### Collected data
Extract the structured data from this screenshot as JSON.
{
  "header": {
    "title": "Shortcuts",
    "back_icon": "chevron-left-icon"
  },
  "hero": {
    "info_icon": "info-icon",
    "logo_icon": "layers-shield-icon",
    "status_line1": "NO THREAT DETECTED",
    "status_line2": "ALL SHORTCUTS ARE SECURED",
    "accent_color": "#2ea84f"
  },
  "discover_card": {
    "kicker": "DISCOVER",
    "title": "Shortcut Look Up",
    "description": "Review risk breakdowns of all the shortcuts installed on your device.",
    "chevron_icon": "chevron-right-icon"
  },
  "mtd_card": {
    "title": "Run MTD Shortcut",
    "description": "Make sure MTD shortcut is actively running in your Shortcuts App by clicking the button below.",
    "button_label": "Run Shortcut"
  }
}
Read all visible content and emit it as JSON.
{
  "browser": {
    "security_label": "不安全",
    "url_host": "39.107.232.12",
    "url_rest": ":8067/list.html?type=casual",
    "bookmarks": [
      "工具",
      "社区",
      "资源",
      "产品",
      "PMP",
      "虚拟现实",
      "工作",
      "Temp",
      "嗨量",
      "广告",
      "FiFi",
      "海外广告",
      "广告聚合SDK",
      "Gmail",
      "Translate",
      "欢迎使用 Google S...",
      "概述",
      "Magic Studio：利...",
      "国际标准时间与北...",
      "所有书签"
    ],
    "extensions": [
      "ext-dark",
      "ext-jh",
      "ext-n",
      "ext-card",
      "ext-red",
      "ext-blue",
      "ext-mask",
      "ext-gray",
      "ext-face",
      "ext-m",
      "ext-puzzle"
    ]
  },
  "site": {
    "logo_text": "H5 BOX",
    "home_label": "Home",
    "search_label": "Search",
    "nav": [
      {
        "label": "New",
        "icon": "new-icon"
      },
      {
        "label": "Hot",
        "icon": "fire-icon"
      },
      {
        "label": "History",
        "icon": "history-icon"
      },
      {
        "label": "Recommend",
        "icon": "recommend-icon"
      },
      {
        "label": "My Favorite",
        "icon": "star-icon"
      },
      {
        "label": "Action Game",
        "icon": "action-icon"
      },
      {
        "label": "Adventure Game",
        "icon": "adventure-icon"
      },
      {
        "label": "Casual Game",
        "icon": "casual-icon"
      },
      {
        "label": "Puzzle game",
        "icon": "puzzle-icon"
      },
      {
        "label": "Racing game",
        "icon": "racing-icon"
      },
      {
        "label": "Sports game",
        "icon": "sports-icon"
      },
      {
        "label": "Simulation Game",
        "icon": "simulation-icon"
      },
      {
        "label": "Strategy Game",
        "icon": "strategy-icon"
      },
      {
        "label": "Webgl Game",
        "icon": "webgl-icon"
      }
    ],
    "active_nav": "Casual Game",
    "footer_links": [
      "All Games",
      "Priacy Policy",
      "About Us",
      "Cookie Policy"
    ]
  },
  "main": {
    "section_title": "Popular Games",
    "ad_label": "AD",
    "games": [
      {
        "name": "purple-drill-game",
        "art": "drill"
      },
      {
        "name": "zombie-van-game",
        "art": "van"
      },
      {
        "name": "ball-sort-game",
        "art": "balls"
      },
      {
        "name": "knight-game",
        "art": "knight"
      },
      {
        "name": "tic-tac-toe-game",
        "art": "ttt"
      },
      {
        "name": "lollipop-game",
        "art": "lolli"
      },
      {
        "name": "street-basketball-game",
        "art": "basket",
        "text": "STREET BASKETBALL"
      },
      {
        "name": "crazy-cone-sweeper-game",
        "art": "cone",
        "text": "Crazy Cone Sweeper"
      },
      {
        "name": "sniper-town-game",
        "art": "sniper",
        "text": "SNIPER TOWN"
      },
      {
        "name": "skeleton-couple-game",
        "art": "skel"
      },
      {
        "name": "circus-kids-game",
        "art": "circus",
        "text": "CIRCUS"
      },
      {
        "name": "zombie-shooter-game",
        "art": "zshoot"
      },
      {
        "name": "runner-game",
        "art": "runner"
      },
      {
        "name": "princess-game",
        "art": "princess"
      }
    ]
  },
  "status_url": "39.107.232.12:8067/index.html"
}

### EXERCISE PROMPT
Output every entry shown above, exactly.

### RESULT
Extract the structured data from this screenshot as JSON.
{
  "header": {
    "title": "Shortcuts",
    "back_icon": "chevron-left-icon"
  },
  "hero": {
    "info_icon": "info-icon",
    "logo_icon": "layers-shield-icon",
    "status_line1": "NO THREAT DETECTED",
    "status_line2": "ALL SHORTCUTS ARE SECURED",
    "accent_color": "#2ea84f"
  },
  "discover_card": {
    "kicker": "DISCOVER",
    "title": "Shortcut Look Up",
    "description": "Review risk breakdowns of all the shortcuts installed on your device.",
    "chevron_icon": "chevron-right-icon"
  },
  "mtd_card": {
    "title": "Run MTD Shortcut",
    "description": "Make sure MTD shortcut is actively running in your Shortcuts App by clicking the button below.",
    "button_label": "Run Shortcut"
  }
}
Read all visible content and emit it as JSON.
{
  "browser": {
    "security_label": "不安全",
    "url_host": "39.107.232.12",
    "url_rest": ":8067/list.html?type=casual",
    "bookmarks": [
      "工具",
      "社区",
      "资源",
      "产品",
      "PMP",
      "虚拟现实",
      "工作",
      "Temp",
      "嗨量",
      "广告",
      "FiFi",
      "海外广告",
      "广告聚合SDK",
      "Gmail",
      "Translate",
      "欢迎使用 Google S...",
      "概述",
      "Magic Studio：利...",
      "国际标准时间与北...",
      "所有书签"
    ],
    "extensions": [
      "ext-dark",
      "ext-jh",
      "ext-n",
      "ext-card",
      "ext-red",
      "ext-blue",
      "ext-mask",
      "ext-gray",
      "ext-face",
      "ext-m",
      "ext-puzzle"
    ]
  },
  "site": {
    "logo_text": "H5 BOX",
    "home_label": "Home",
    "search_label": "Search",
    "nav": [
      {
        "label": "New",
        "icon": "new-icon"
      },
      {
        "label": "Hot",
        "icon": "fire-icon"
      },
      {
        "label": "History",
        "icon": "history-icon"
      },
      {
        "label": "Recommend",
        "icon": "recommend-icon"
      },
      {
        "label": "My Favorite",
        "icon": "star-icon"
      },
      {
        "label": "Action Game",
        "icon": "action-icon"
      },
      {
        "label": "Adventure Game",
        "icon": "adventure-icon"
      },
      {
        "label": "Casual Game",
        "icon": "casual-icon"
      },
      {
        "label": "Puzzle game",
        "icon": "puzzle-icon"
      },
      {
        "label": "Racing game",
        "icon": "racing-icon"
      },
      {
        "label": "Sports game",
        "icon": "sports-icon"
      },
      {
        "label": "Simulation Game",
        "icon": "simulation-icon"
      },
      {
        "label": "Strategy Game",
        "icon": "strategy-icon"
      },
      {
        "label": "Webgl Game",
        "icon": "webgl-icon"
      }
    ],
    "active_nav": "Casual Game",
    "footer_links": [
      "All Games",
      "Priacy Policy",
      "About Us",
      "Cookie Policy"
    ]
  },
  "main": {
    "section_title": "Popular Games",
    "ad_label": "AD",
    "games": [
      {
        "name": "purple-drill-game",
        "art": "drill"
      },
      {
        "name": "zombie-van-game",
        "art": "van"
      },
      {
        "name": "ball-sort-game",
        "art": "balls"
      },
      {
        "name": "knight-game",
        "art": "knight"
      },
      {
        "name": "tic-tac-toe-game",
        "art": "ttt"
      },
      {
        "name": "lollipop-game",
        "art": "lolli"
      },
      {
        "name": "street-basketball-game",
        "art": "basket",
        "text": "STREET BASKETBALL"
      },
      {
        "name": "crazy-cone-sweeper-game",
        "art": "cone",
        "text": "Crazy Cone Sweeper"
      },
      {
        "name": "sniper-town-game",
        "art": "sniper",
        "text": "SNIPER TOWN"
      },
      {
        "name": "skeleton-couple-game",
        "art": "skel"
      },
      {
        "name": "circus-kids-game",
        "art": "circus",
        "text": "CIRCUS"
      },
      {
        "name": "zombie-shooter-game",
        "art": "zshoot"
      },
      {
        "name": "runner-game",
        "art": "runner"
      },
      {
        "name": "princess-game",
        "art": "princess"
      }
    ]
  },
  "status_url": "39.107.232.12:8067/index.html"
}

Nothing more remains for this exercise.